--- APPLY WHAT YOU READ ---
a. Using the forum thread about finding player IDs with multiple matches, say whether each statement agrees with it: (i) the two distinct counts reported are 11062 and 11060; (ii) the CSV file is read with a tab separator; (iii) the suggested answer groups the data by player_api_id. For each, answer yes or no and quote the deciding words of the thread.
b. In the forum thread about finding player IDs with multiple matches, condense the paragraph beginning "For the above codes" into one shorter sentence that keeps its main facts.
c. Write the next part of the forum thread about finding player IDs with multiple matches, picking up after its final line of code.

0

In the homework, we are asked to find the id which has multiple matchings. Just like in database, there is one to many relationships.

I could only specify that both ids do not match. Since the distinct count number differs.

import numpy as np
import pandas as pd
player_att = pd.read_csv('Player_Attributes.csv',sep = ',') 
player_att.head()

player_att.player_fifa_api_id.nunique()  
player_att.player_api_id.nunique()

For the above codes, the results are 11062, 11060. That is to say the two id numbers do not match. But how to find the one with multiple fifa_api_id?

Sandy
  • 359
  • 4
  • 14
  • can you create a sample dataframe? and expected output? refer [this](https://stackoverflow.com/questions/20109391/how-to-make-good-reproducible-pandas-examples) – anky Mar 30 '19 at 20:23

1 Answers1

0

Try:

player_att.groupby('player_fifa_api_id').player_api_id.count()

[Entries taken from a collection]
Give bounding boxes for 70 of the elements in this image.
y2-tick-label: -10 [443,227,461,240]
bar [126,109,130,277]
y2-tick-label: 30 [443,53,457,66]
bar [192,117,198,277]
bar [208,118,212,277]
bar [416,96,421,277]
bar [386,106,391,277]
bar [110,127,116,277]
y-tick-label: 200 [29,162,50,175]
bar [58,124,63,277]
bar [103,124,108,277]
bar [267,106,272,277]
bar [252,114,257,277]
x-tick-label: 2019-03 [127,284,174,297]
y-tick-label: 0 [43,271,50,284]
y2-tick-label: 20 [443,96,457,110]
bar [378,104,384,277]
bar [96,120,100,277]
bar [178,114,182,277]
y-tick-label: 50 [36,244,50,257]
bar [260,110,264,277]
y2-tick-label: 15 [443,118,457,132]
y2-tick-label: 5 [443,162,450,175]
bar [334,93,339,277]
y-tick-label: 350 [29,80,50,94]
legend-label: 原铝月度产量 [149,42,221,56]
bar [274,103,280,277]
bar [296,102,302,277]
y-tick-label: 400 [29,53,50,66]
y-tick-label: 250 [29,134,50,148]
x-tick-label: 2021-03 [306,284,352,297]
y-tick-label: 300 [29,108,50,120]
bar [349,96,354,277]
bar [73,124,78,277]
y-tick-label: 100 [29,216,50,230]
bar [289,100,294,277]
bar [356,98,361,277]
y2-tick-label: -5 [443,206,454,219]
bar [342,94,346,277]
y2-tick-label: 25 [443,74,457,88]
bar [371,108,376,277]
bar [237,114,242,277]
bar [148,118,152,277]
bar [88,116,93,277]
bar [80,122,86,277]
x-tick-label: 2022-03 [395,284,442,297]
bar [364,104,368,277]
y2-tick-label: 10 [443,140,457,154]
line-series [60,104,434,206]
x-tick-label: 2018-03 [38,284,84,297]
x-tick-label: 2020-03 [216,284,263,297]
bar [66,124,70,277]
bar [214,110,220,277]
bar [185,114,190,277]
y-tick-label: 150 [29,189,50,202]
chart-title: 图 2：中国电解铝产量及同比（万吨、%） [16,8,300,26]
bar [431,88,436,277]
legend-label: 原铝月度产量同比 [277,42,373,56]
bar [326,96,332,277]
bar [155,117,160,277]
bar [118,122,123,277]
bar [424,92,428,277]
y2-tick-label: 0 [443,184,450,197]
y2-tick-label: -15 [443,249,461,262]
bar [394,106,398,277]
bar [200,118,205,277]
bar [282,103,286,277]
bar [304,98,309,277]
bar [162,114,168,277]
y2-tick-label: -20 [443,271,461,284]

--- WRITTEN ANSWERS ---
a.
(i) Yes: "the results are 11062, 11060"
(ii) No: "sep = ','"
(iii) No: "player_att.groupby('player_fifa_api_id').player_api_id.count()"

b. The code returns 11062 and 11060 distinct values, showing the two ID columns don't match, and the question is how to find the one with multiple fifa_api_id values.

c.
Basically, groupby will gather all rows with the same player_fifa_api_id together, and count returns the number (count) of each group.

After this, you have a series named player_api_id and indexed by player_fifa_api_id. If you want to players with more than one player_api_id, then you look at the series where the value is larger than 1.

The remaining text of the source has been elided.